▶ **DIRECTIONS**
Return exactly the lines of the data below, from the one that contains "Extract all readable text from this page." through the final line, and leave out every picture.

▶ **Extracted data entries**
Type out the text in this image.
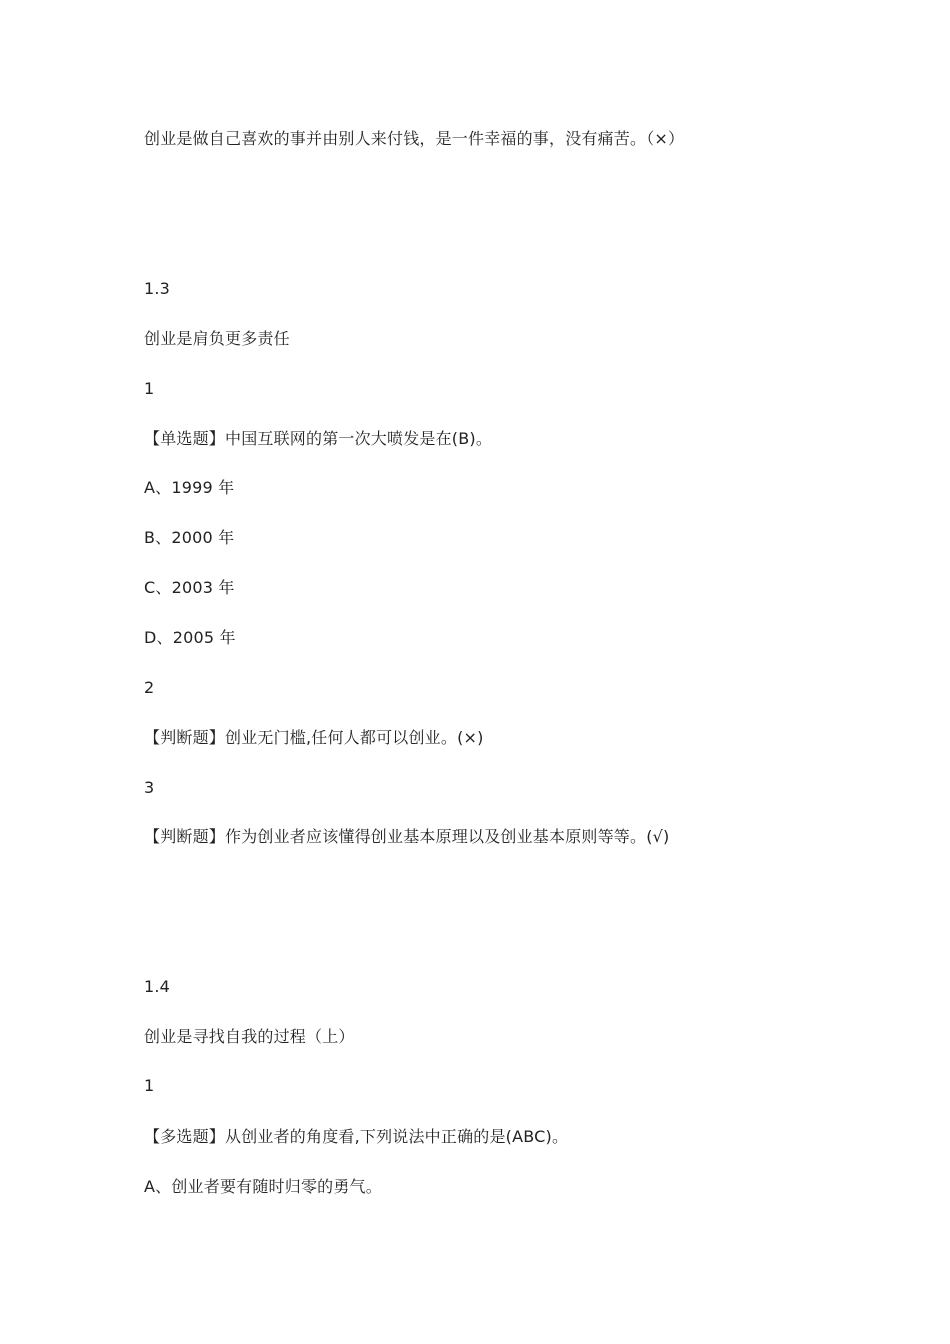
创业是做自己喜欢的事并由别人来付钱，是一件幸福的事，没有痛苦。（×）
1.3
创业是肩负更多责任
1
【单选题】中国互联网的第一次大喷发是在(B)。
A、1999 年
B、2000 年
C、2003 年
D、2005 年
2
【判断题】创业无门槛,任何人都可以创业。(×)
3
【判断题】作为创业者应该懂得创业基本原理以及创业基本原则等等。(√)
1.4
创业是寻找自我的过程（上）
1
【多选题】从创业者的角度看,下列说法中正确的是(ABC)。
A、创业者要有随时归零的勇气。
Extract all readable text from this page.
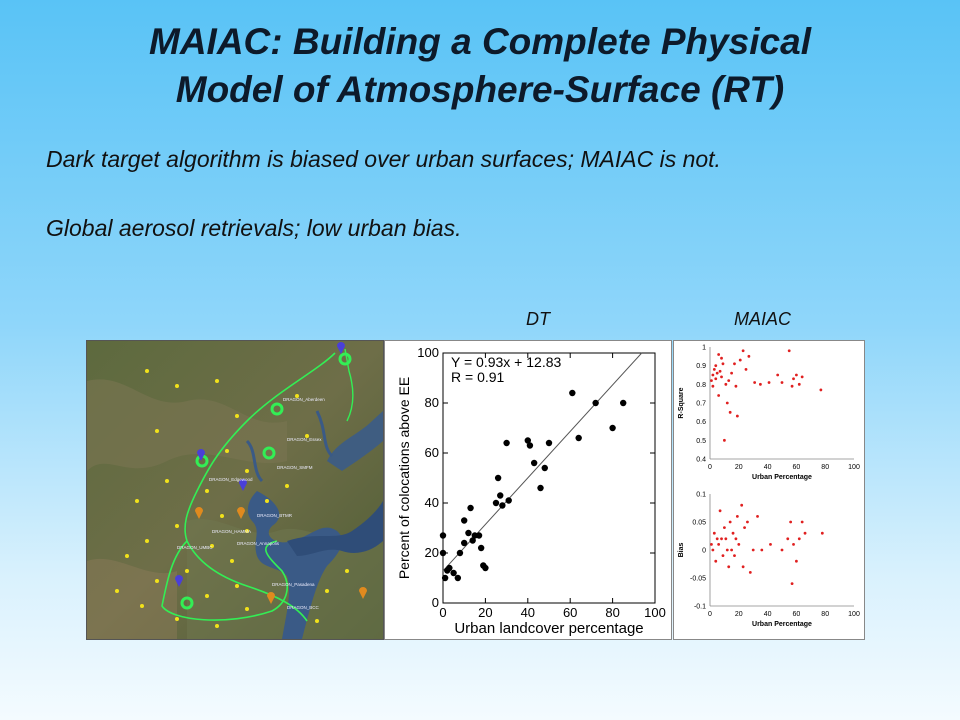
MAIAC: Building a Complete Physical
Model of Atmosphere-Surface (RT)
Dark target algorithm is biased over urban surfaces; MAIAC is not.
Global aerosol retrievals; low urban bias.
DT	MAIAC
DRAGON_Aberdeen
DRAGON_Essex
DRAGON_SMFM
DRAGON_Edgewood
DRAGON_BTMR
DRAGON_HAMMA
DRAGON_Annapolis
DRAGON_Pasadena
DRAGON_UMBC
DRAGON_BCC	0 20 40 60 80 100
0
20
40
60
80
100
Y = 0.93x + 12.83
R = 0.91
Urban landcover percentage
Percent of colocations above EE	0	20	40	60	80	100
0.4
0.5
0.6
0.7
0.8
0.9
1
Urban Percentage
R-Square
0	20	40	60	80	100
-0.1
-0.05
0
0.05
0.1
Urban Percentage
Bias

▶ **OUTPUT**
Extract all readable text from this page.
MAIAC: Building a Complete Physical
Model of Atmosphere-Surface (RT)
Dark target algorithm is biased over urban surfaces; MAIAC is not.
Global aerosol retrievals; low urban bias.
DT	MAIAC
DRAGON_Aberdeen
DRAGON_Essex
DRAGON_SMFM
DRAGON_Edgewood
DRAGON_BTMR
DRAGON_HAMMA
DRAGON_Annapolis
DRAGON_Pasadena
DRAGON_UMBC
DRAGON_BCC	0 20 40 60 80 100
0
20
40
60
80
100
Y = 0.93x + 12.83
R = 0.91
Urban landcover percentage
Percent of colocations above EE	0	20	40	60	80	100
0.4
0.5
0.6
0.7
0.8
0.9
1
Urban Percentage
R-Square
0	20	40	60	80	100
-0.1
-0.05
0
0.05
0.1
Urban Percentage
Bias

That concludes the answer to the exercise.